[SOURCE DATA]:
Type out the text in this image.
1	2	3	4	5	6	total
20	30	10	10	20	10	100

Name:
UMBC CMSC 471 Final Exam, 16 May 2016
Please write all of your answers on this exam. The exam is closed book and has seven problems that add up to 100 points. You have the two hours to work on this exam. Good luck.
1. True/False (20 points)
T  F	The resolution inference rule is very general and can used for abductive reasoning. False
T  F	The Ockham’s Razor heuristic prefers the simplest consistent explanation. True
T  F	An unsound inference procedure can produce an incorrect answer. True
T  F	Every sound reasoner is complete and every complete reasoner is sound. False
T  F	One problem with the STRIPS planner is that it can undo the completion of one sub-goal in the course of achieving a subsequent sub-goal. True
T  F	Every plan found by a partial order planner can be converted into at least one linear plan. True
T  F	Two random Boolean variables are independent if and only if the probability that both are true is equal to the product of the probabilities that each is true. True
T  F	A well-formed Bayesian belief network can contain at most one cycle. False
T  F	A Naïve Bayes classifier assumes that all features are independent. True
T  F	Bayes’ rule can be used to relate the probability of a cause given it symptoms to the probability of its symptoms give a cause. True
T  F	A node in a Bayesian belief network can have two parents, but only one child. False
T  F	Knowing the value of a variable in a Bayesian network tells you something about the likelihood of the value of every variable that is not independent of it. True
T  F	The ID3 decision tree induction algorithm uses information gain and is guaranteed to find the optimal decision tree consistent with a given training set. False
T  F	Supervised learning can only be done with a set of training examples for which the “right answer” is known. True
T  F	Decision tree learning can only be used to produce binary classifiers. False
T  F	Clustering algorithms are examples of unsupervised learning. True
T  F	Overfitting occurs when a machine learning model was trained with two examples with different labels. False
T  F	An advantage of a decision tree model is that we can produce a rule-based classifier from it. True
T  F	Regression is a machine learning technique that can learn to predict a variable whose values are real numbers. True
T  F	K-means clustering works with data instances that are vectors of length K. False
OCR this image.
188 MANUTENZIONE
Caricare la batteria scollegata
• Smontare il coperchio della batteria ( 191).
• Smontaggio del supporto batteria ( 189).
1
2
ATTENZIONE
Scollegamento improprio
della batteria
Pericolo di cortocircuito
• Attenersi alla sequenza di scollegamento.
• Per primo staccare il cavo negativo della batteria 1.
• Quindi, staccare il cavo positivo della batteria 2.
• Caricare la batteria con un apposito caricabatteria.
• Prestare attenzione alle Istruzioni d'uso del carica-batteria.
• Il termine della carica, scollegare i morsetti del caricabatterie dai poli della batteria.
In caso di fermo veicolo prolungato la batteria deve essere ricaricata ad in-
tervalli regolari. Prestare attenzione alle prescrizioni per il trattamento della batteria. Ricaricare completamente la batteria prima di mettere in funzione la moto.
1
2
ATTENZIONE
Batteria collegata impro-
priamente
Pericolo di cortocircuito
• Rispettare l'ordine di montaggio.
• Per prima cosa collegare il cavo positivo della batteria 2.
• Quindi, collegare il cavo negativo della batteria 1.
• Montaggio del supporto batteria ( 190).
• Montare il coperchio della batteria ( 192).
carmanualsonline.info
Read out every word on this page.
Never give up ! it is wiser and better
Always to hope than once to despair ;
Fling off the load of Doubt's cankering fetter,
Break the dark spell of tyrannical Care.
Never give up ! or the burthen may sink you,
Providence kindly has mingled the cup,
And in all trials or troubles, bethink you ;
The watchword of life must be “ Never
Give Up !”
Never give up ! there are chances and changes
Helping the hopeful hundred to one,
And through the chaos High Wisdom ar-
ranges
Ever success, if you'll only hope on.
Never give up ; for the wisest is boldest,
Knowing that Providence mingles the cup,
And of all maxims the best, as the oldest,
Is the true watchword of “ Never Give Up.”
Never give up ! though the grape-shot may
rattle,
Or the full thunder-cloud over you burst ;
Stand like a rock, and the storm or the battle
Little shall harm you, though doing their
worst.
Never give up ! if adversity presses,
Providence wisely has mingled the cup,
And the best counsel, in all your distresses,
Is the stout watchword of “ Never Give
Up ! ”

[YOUR INSTRUCTIONS]:
Give the listing above again, word for word.

[SOLUTION TO THE PROBLEM]:
Type out the text in this image.
1	2	3	4	5	6	total
20	30	10	10	20	10	100

Name:
UMBC CMSC 471 Final Exam, 16 May 2016
Please write all of your answers on this exam. The exam is closed book and has seven problems that add up to 100 points. You have the two hours to work on this exam. Good luck.
1. True/False (20 points)
T  F	The resolution inference rule is very general and can used for abductive reasoning. False
T  F	The Ockham’s Razor heuristic prefers the simplest consistent explanation. True
T  F	An unsound inference procedure can produce an incorrect answer. True
T  F	Every sound reasoner is complete and every complete reasoner is sound. False
T  F	One problem with the STRIPS planner is that it can undo the completion of one sub-goal in the course of achieving a subsequent sub-goal. True
T  F	Every plan found by a partial order planner can be converted into at least one linear plan. True
T  F	Two random Boolean variables are independent if and only if the probability that both are true is equal to the product of the probabilities that each is true. True
T  F	A well-formed Bayesian belief network can contain at most one cycle. False
T  F	A Naïve Bayes classifier assumes that all features are independent. True
T  F	Bayes’ rule can be used to relate the probability of a cause given it symptoms to the probability of its symptoms give a cause. True
T  F	A node in a Bayesian belief network can have two parents, but only one child. False
T  F	Knowing the value of a variable in a Bayesian network tells you something about the likelihood of the value of every variable that is not independent of it. True
T  F	The ID3 decision tree induction algorithm uses information gain and is guaranteed to find the optimal decision tree consistent with a given training set. False
T  F	Supervised learning can only be done with a set of training examples for which the “right answer” is known. True
T  F	Decision tree learning can only be used to produce binary classifiers. False
T  F	Clustering algorithms are examples of unsupervised learning. True
T  F	Overfitting occurs when a machine learning model was trained with two examples with different labels. False
T  F	An advantage of a decision tree model is that we can produce a rule-based classifier from it. True
T  F	Regression is a machine learning technique that can learn to predict a variable whose values are real numbers. True
T  F	K-means clustering works with data instances that are vectors of length K. False
OCR this image.
188 MANUTENZIONE
Caricare la batteria scollegata
• Smontare il coperchio della batteria ( 191).
• Smontaggio del supporto batteria ( 189).
1
2
ATTENZIONE
Scollegamento improprio
della batteria
Pericolo di cortocircuito
• Attenersi alla sequenza di scollegamento.
• Per primo staccare il cavo negativo della batteria 1.
• Quindi, staccare il cavo positivo della batteria 2.
• Caricare la batteria con un apposito caricabatteria.
• Prestare attenzione alle Istruzioni d'uso del carica-batteria.
• Il termine della carica, scollegare i morsetti del caricabatterie dai poli della batteria.
In caso di fermo veicolo prolungato la batteria deve essere ricaricata ad in-
tervalli regolari. Prestare attenzione alle prescrizioni per il trattamento della batteria. Ricaricare completamente la batteria prima di mettere in funzione la moto.
1
2
ATTENZIONE
Batteria collegata impro-
priamente
Pericolo di cortocircuito
• Rispettare l'ordine di montaggio.
• Per prima cosa collegare il cavo positivo della batteria 2.
• Quindi, collegare il cavo negativo della batteria 1.
• Montaggio del supporto batteria ( 190).
• Montare il coperchio della batteria ( 192).
carmanualsonline.info
Read out every word on this page.
Never give up ! it is wiser and better
Always to hope than once to despair ;
Fling off the load of Doubt's cankering fetter,
Break the dark spell of tyrannical Care.
Never give up ! or the burthen may sink you,
Providence kindly has mingled the cup,
And in all trials or troubles, bethink you ;
The watchword of life must be “ Never
Give Up !”
Never give up ! there are chances and changes
Helping the hopeful hundred to one,
And through the chaos High Wisdom ar-
ranges
Ever success, if you'll only hope on.
Never give up ; for the wisest is boldest,
Knowing that Providence mingles the cup,
And of all maxims the best, as the oldest,
Is the true watchword of “ Never Give Up.”
Never give up ! though the grape-shot may
rattle,
Or the full thunder-cloud over you burst ;
Stand like a rock, and the storm or the battle
Little shall harm you, though doing their
worst.
Never give up ! if adversity presses,
Providence wisely has mingled the cup,
And the best counsel, in all your distresses,
Is the stout watchword of “ Never Give
Up ! ”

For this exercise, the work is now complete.